■ Given passage:
Supplementary Video 1 The neurological exam of the patient recorded during off period.
Supplementary Video 2 The neurological exam of the patient recorded during on period showing severe levodopa-induced
dyskinesia.
Fig. 1 The cranial magnetic resonance imaging shows mild cerebellar atrophy and enlargement
of the fourth ventricle (A–B). The spinal cord atrophy is also observed that is prominent in the thoracic spinal
cord (C) (arrows).
HSP is diagnosed after a thorough clinical examination and the identification of typical
symptoms.[1] However, to confirm a molecular diagnosis of HSP, the identification of pathogenic
mutations in a spastic paraplegia (SPG)-designated gene is required. On the other
hand, despite the use of next-generation sequencing-based HSP gene panels or whole-exome
sequencing, a genetic diagnosis cannot be made in 51 to 71% of all suspected cases
of HSP.[1] In our patient, the genetic diagnosis was also lacking that was the main limitation
of the report. However, the clinical presentation and delayed motor evoked potential
responses and the laboratory data excluding the secondary causes led to the clinical
diagnosis of HSP. Recent reports emphasized that patients with complicated HSP display
widespread degenerative pathologies in the cerebellum, cerebral cortex, thalamus,
and brainstem.[2] However, parkinsonism is uncommon in HSP, and the related literature data is limited.[3]
[4]
[5] Therefore, the clinical manifestation of parkinsonism in our patient including severe
on and off periods in the early course of the disease and the DatSCAN results showing
decreased tracer uptake in the bilateral striatum is quite valuable. In a crucial
study, Kim et al investigated nine HSP patient with (99mTc) TRODAT-1 single-photon emission computed tomography and found reduced striatal
ligand uptake in images of four of the patients.[5] In a remarkable study using the Drosophila model of HSP,[6] the DatSCAN with 123I-ioflupane revealed that patients with the SPG11 mutation and parkinsonism exhibited
abnormal DAT binding potential. A study on 35 patients with HSP demonstrated that
21% (n = 7) of the patients had parkinsonian signs.[3] DatSCAN was performed in three of these patients that showed bilateral presynaptic
denervation in one patient, mild unilateral denervation in another subject, and normal
findings in the third patient.[3] In our patient, levodopa-induced dyskinesia had emerged in the early period of the
disease. The occurrence of dyskinesia in the early period suggests severe striatal
dopaminergic neuron damage and possible increased gamma-aminobutyric acid (GABA) (A)

■ Tasks to complete:
1: According to the HSP case report, in what share of suspected HSP cases can a genetic diagnosis not be made despite next-generation sequencing panels or whole-exome sequencing?
2: Resume the HSP case report from the point where it stops, and carry it on.

■ Recorded information:
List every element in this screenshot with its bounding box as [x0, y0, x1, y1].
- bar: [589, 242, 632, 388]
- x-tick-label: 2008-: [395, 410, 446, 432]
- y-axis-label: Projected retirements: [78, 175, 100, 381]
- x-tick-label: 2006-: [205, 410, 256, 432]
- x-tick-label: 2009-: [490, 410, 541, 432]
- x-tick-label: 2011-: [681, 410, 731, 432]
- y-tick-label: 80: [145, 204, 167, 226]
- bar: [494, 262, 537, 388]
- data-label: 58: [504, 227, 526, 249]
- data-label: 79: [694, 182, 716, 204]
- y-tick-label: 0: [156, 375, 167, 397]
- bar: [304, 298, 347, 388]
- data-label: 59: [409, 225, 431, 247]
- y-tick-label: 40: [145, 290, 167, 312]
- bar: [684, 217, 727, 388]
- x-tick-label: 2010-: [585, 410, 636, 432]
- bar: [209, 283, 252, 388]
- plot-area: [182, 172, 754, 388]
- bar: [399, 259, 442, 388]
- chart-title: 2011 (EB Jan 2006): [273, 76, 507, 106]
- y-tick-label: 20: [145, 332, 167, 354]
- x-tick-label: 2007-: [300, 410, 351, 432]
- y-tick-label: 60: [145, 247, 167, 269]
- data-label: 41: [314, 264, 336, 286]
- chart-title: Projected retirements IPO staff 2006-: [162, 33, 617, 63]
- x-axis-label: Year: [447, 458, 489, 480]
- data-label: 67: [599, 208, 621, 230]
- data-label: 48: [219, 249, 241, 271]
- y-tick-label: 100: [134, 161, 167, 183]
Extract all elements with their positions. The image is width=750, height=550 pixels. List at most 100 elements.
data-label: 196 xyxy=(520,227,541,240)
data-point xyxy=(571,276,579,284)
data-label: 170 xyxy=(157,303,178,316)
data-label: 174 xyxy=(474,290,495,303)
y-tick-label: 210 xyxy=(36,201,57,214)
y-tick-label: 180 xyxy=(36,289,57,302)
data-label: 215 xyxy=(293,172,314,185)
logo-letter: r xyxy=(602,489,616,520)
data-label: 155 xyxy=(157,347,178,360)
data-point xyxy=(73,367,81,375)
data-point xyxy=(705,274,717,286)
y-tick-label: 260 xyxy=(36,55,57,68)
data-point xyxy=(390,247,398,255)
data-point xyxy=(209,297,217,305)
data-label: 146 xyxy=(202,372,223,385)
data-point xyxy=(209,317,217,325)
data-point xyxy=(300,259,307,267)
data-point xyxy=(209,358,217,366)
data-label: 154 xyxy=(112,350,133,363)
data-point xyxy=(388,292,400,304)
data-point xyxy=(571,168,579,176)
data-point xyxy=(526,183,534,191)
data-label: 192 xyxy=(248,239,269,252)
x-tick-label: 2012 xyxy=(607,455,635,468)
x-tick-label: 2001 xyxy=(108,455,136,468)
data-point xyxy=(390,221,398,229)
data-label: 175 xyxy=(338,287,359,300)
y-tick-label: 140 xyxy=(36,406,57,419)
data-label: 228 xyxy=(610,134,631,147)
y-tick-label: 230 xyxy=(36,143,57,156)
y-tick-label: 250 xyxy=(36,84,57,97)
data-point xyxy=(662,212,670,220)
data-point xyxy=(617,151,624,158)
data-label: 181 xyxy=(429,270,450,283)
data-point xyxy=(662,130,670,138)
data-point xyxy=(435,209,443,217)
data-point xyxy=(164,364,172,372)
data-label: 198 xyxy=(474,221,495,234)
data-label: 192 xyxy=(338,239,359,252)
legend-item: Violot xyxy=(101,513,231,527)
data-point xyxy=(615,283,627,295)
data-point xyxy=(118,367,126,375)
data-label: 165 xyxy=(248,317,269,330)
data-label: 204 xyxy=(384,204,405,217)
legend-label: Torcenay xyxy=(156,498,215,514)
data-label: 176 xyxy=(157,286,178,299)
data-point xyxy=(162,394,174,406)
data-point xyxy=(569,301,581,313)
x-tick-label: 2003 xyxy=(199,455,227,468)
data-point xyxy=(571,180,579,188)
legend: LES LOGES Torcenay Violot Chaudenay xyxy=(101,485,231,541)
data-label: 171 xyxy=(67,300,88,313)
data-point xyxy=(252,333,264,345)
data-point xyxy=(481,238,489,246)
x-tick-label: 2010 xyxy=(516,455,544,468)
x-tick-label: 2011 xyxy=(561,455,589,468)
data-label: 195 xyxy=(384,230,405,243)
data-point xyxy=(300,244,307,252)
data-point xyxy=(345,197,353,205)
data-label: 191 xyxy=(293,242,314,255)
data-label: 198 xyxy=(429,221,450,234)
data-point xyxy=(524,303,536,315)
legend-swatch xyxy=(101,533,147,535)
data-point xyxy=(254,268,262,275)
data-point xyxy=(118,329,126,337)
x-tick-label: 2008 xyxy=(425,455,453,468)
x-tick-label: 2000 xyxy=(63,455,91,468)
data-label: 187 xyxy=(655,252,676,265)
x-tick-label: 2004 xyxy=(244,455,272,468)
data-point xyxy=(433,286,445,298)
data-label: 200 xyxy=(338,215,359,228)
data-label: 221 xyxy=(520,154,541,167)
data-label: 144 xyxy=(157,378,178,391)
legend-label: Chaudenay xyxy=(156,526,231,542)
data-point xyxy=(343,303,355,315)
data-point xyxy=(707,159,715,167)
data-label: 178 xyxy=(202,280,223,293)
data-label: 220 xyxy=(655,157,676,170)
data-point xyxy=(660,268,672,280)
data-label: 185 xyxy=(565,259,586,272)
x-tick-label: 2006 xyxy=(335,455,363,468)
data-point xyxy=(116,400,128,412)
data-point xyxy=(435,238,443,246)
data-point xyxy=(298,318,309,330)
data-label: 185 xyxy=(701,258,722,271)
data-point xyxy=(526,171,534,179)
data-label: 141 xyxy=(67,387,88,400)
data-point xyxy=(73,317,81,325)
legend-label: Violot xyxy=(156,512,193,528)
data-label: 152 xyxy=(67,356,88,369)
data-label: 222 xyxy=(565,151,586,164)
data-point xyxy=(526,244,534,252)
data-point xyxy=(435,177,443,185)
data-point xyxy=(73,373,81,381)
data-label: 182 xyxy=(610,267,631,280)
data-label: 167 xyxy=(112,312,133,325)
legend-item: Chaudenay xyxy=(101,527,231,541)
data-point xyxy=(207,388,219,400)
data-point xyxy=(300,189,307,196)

■ Answers to this exercise:
1: 51 to 71%

2:
receptors content in the internal globus pallidus that was shown to exist in postmortem
samples from levodopa-treated parkinsonian patients.[7] A comorbid idiopathic Parkinson disease (PD) is a crucial possibility that needs
to be excluded. However, the clinical manifestations of extrapyramidal signs were
bilateral, tremor was not present, and the emergence of the levodopa-induced dyskinesia
was at the very early period of the clinic, which was discordant for idiopathic PD.
Besides, presynaptic dopaminergic denervation was also symmetrical in contrast with
the findings in idiopathic PD.
The observations of dopaminergic neuron vulnerability in HSP patients raise the possibility
that degeneration of central dopaminergic neurons may contribute to the phenotype
of HSP. The documentation of these rare variants will aid to understand the unknown
pathophysiology of the disease course. The results of these reports may also suggest
alternative classification methods, such as parkinsonian-pyramidal syndromes.[4] These study results may also change the clinical evaluation processes of some subgroups
of patients with pyramidal syndromes and atypical scenarios.